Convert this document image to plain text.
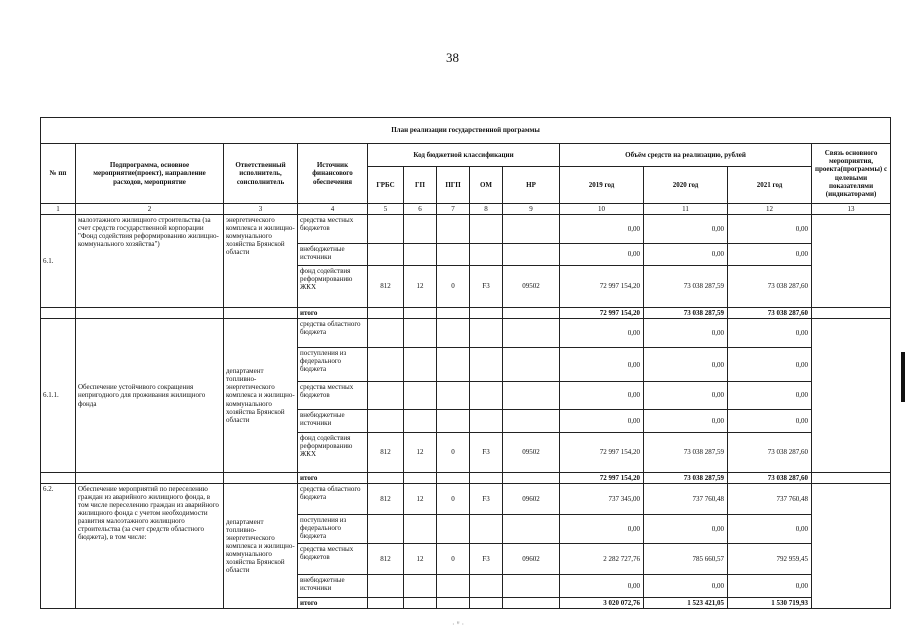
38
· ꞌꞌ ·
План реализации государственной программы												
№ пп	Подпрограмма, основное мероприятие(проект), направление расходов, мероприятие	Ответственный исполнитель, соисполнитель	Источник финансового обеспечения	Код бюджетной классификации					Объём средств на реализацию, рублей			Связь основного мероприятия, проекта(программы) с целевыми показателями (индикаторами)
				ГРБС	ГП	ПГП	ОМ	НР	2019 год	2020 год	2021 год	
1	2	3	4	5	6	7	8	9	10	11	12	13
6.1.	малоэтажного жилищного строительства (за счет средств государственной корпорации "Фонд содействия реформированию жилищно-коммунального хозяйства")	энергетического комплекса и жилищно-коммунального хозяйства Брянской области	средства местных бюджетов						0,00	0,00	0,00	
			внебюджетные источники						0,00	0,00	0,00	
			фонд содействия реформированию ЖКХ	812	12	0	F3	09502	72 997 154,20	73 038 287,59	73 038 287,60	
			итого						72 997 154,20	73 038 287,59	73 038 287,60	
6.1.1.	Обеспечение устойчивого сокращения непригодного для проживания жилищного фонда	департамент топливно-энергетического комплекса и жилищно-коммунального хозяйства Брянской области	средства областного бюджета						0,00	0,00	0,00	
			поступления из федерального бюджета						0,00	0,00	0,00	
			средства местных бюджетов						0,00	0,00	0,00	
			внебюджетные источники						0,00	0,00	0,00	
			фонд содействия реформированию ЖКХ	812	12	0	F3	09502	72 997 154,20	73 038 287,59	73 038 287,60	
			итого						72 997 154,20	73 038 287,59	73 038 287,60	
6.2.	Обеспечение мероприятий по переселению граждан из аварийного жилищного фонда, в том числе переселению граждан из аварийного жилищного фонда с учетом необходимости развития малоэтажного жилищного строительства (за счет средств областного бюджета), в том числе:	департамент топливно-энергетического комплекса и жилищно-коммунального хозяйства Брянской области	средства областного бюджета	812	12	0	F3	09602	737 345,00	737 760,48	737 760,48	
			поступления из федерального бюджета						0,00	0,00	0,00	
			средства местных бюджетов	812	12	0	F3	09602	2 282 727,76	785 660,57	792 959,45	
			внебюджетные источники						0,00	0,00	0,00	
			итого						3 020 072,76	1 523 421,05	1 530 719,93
==
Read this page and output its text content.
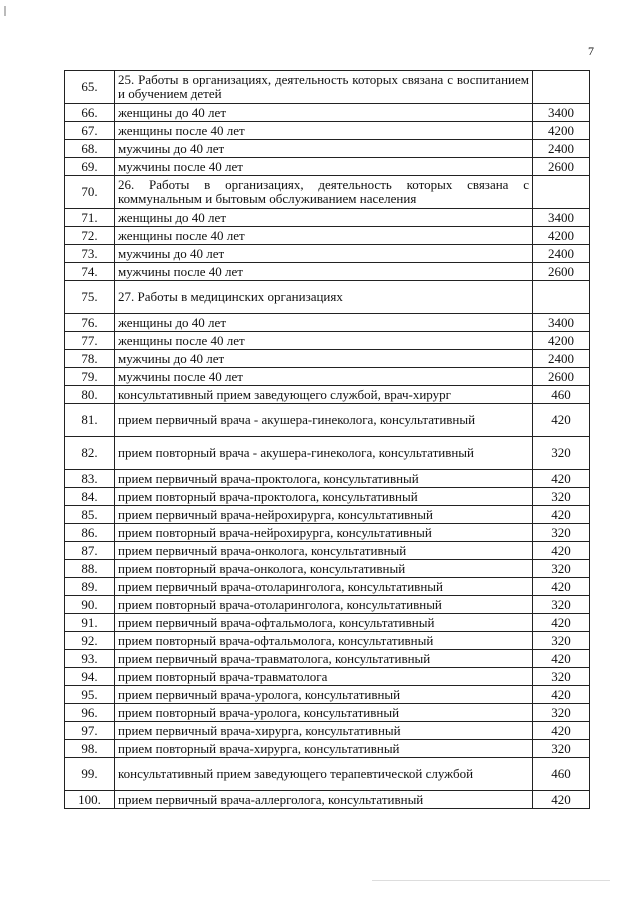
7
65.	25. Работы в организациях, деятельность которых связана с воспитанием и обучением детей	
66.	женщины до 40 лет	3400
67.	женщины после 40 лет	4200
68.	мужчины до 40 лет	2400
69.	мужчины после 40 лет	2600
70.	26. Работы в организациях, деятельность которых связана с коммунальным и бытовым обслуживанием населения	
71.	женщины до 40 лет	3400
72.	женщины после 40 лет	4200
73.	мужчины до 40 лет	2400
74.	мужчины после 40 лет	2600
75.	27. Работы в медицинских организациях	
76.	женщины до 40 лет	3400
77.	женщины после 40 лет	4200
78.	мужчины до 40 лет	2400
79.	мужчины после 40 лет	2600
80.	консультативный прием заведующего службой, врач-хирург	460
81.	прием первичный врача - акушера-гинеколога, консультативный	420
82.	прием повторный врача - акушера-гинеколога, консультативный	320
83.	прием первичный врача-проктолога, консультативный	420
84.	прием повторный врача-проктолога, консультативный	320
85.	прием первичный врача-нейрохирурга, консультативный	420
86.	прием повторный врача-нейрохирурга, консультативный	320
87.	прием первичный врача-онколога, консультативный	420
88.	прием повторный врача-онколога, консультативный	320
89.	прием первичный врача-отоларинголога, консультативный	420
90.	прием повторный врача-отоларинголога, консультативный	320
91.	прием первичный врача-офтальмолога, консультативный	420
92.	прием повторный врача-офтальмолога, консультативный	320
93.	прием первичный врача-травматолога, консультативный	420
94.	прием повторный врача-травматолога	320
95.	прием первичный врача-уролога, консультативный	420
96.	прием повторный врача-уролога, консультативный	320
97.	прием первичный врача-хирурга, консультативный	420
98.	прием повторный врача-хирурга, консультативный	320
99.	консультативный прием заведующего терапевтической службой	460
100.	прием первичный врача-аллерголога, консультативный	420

■ Instructions to follow ■
Which lines above contain the word "государственной"? Copy each of them.

■ Output of the task ■
План реализации государственной программы												
6.1.	малоэтажного жилищного строительства (за счет средств государственной корпорации "Фонд содействия реформированию жилищно-коммунального хозяйства")	энергетического комплекса и жилищно-коммунального хозяйства Брянской области	средства местных бюджетов						0,00	0,00	0,00	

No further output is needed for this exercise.